Start of Extract to read

# LianLianKan

Time Limit: 2000/1000 MS (Java/Others)    Memory Limit: 32768/32768 K (Java/Others)
Total Submission(s): 840    Accepted Submission(s): 280

Problem Description
I like playing game with my friend, although sometimes looks pretty naive. Today I invent a new game called LianLianKan. The game is about playing on a number stack.
Now we have a number stack, and we should link and pop the same element pairs from top to bottom. Each time, you can just link the top element with one same-value element. After pop them from stack, all left elements will fall down. Although the game seems to be interesting, it's really naive indeed. To prove I am a wisdom among my friend, I add an additional rule to the game: for each top element, it can just link with the same-value element whose distance is less than 6 with it.
Before the game, I want to check whether I have a solution to pop all elements in the stack.

Input
There are multiple test cases.
The first line is an integer N indicating the number of elements in the stack initially. (1 <= N <= 1000)
The next line contains N integer ai indicating the elements from bottom to top. (0 <= ai <= 2,000,000,000)

Output
For each test case, output “1” if I can pop all elements; otherwise output “0”.

Sample Input
2 1 1 3 1 1 1 2 1000000 1

Sample Output
1 0 0

Source

Recommend
liuyiding

#include<stdio.h>
#include<string.h>
#include<iostream>
#include<map>
#include<algorithm>
using namespace std;
const int MAXN=1010;
int a[MAXN];
bool used[MAXN];
int dfs(int n)

End of Extract to read

▶ [Tasks to complete]
A) In the LianLianKan problem page, retype the passage starting at "Now we have" and ending at "multiple test cases.".
B) Name every header file that the code in the LianLianKan problem page includes.

Start of Extracted records

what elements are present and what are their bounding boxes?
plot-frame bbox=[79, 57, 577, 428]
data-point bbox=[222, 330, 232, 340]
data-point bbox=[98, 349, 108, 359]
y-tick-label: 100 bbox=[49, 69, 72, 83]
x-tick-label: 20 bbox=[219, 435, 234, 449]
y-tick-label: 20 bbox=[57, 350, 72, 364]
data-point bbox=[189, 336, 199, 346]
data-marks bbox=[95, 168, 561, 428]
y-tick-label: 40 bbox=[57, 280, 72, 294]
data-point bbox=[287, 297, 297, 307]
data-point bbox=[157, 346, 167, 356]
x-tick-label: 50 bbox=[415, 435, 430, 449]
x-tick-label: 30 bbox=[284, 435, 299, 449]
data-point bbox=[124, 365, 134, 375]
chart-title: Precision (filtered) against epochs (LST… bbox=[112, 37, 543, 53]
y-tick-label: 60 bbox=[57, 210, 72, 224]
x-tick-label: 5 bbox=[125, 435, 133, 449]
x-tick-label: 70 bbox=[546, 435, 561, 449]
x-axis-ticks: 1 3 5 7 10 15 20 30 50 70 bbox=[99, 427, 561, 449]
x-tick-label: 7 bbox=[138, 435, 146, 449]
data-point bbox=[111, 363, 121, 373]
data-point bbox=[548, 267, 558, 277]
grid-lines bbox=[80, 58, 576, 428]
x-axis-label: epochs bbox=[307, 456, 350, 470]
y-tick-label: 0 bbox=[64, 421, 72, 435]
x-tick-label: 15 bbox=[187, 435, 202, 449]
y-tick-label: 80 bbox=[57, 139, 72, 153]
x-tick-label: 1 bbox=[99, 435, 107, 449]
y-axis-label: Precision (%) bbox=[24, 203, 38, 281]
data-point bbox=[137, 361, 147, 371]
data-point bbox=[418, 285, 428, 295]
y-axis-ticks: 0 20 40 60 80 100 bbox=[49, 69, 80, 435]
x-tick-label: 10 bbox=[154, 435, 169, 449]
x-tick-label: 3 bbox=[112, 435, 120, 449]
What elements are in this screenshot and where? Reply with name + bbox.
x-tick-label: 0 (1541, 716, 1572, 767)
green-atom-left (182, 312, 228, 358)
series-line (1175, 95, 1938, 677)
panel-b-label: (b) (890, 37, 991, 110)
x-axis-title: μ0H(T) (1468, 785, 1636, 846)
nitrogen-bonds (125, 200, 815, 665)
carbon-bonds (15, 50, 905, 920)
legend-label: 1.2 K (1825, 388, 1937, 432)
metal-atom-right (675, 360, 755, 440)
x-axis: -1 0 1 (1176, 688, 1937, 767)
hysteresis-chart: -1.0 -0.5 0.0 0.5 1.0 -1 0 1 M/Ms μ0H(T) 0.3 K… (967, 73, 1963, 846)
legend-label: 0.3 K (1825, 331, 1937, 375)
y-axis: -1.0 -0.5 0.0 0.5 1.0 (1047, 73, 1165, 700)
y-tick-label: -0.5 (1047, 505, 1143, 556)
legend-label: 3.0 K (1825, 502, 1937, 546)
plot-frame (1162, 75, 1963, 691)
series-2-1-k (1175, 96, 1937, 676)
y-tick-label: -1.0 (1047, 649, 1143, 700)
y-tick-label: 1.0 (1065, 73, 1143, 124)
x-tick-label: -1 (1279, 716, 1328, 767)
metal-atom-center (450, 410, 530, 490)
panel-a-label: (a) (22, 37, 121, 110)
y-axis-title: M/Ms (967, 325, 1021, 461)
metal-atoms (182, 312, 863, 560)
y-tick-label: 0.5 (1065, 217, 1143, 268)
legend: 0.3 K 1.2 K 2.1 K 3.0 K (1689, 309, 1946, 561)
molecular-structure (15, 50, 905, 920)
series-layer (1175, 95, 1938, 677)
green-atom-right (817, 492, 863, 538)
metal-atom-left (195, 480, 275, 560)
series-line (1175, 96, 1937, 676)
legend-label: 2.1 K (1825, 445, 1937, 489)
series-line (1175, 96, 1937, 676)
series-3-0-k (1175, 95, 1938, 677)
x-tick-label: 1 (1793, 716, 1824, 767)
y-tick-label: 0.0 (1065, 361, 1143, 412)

End of Extracted records

▶ [Replies]
A)
Now we have a number stack, and we should link and pop the same element pairs from top to bottom. Each time, you can just link the top element with one same-value element. After pop them from stack, all left elements will fall down. Although the game seems to be interesting, it's really naive indeed. To prove I am a wisdom among my friend, I add an additional rule to the game: for each top element, it can just link with the same-value element whose distance is less than 6 with it.
Before the game, I want to check whether I have a solution to pop all elements in the stack.

Input
There are multiple test cases.

B)
stdio.h
string.h
iostream
map
algorithm